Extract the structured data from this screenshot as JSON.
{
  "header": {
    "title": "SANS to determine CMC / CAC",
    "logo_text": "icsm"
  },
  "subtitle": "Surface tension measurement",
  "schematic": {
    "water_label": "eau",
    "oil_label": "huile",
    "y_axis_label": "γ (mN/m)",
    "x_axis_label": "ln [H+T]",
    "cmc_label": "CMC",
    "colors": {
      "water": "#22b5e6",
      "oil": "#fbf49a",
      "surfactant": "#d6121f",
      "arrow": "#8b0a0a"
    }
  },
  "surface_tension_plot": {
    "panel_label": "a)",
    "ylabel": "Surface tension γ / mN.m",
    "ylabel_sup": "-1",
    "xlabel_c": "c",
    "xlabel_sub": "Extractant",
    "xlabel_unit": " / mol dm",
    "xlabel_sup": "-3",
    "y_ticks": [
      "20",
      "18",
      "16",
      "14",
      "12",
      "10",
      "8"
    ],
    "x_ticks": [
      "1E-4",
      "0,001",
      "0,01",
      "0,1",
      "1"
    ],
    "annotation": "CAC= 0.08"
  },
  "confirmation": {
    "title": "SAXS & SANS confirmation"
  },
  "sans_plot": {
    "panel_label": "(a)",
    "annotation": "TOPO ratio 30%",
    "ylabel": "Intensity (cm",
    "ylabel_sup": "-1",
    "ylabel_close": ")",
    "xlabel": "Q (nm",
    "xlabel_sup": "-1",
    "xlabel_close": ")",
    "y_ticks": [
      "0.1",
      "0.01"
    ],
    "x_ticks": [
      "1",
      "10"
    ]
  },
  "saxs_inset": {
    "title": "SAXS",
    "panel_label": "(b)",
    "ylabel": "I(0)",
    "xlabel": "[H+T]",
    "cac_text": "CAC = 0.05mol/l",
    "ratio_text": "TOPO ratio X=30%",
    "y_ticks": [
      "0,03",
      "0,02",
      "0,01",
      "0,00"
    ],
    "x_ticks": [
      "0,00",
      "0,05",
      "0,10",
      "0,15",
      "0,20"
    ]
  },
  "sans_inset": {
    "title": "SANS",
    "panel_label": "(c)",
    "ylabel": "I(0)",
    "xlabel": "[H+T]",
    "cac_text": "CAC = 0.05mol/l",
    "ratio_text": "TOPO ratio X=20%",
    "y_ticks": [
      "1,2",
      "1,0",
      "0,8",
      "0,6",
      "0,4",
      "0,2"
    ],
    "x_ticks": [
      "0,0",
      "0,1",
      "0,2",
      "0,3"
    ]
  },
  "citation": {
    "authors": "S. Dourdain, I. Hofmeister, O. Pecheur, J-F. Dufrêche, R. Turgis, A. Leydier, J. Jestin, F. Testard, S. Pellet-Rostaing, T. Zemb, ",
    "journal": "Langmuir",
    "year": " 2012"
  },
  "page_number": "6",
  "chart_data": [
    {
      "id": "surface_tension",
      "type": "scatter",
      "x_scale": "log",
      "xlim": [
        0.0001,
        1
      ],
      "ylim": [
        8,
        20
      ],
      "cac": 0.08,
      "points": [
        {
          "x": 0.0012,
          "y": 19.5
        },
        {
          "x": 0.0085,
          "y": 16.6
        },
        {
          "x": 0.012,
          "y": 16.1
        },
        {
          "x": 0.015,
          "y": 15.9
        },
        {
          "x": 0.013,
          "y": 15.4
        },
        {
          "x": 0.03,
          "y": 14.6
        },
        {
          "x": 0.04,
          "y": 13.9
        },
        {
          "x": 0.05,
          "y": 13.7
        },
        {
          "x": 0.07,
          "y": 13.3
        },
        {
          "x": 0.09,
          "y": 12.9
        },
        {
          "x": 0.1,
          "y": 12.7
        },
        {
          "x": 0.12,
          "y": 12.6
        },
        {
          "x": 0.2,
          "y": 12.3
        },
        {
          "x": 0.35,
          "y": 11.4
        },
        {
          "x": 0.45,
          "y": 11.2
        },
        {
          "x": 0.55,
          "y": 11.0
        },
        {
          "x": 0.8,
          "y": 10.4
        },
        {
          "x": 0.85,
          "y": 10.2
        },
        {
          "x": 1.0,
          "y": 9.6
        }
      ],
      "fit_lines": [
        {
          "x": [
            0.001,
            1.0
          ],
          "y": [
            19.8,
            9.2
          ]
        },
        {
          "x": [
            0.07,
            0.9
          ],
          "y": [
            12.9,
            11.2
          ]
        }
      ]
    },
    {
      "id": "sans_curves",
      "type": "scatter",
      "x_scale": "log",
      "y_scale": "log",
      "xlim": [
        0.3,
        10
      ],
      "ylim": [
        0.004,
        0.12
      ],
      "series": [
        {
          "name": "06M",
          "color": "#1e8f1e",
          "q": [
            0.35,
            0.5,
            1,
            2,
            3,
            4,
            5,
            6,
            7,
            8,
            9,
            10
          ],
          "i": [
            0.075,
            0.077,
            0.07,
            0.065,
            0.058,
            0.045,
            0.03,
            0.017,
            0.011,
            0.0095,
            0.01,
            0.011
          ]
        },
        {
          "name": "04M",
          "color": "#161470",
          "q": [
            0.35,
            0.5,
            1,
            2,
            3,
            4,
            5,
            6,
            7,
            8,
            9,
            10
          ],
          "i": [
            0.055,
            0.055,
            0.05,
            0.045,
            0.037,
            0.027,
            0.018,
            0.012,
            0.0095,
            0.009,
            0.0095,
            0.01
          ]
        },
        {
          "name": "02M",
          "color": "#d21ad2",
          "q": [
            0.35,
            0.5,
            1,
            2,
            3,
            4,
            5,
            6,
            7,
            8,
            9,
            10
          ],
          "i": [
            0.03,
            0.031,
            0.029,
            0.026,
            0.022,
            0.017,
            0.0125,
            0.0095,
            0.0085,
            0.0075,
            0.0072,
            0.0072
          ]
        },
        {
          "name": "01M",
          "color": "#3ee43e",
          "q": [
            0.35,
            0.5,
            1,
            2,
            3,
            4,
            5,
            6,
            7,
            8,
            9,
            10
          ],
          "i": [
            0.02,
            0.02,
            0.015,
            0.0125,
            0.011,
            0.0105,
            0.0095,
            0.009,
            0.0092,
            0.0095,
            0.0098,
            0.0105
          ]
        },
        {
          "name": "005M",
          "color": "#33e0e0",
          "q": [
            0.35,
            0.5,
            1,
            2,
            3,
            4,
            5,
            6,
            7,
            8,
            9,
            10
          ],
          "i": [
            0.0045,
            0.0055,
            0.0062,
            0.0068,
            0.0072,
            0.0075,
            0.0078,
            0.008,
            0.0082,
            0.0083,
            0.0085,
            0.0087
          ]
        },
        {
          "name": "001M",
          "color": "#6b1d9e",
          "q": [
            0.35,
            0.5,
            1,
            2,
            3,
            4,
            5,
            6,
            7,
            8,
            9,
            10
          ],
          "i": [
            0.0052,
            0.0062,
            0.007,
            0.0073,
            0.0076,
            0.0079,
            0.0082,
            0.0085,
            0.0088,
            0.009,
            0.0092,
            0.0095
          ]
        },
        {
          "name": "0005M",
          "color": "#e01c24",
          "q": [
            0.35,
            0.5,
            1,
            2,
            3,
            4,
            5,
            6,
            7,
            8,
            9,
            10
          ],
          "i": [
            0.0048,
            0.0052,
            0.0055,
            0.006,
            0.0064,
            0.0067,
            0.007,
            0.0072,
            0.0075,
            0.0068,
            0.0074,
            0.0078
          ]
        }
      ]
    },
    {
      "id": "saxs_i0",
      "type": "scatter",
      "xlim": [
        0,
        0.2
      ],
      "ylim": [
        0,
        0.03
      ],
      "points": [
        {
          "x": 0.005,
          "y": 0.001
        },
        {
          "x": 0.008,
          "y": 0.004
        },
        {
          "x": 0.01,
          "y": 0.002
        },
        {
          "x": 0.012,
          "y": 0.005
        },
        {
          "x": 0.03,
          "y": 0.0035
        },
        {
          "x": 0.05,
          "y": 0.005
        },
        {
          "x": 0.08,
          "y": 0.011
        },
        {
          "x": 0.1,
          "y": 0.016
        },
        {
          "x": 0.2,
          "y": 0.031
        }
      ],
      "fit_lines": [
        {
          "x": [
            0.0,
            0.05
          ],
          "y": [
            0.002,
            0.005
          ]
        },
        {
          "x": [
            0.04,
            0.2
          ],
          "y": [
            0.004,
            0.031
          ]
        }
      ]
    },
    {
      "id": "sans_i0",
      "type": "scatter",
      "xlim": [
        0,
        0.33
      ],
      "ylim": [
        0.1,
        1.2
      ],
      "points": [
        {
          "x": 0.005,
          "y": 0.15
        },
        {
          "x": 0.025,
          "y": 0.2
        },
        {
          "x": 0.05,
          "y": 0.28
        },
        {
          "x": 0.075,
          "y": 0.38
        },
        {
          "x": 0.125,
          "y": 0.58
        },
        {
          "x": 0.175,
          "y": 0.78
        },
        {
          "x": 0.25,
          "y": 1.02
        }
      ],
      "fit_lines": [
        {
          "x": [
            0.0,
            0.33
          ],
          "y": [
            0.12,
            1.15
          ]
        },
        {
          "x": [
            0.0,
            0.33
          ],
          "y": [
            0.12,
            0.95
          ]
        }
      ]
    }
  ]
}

———

• _AIM OF THE TASK_: From the data above, work out how many lines contain the string "ratio" and reply with only the number.

• _ANSWER TO THE TASK_: 3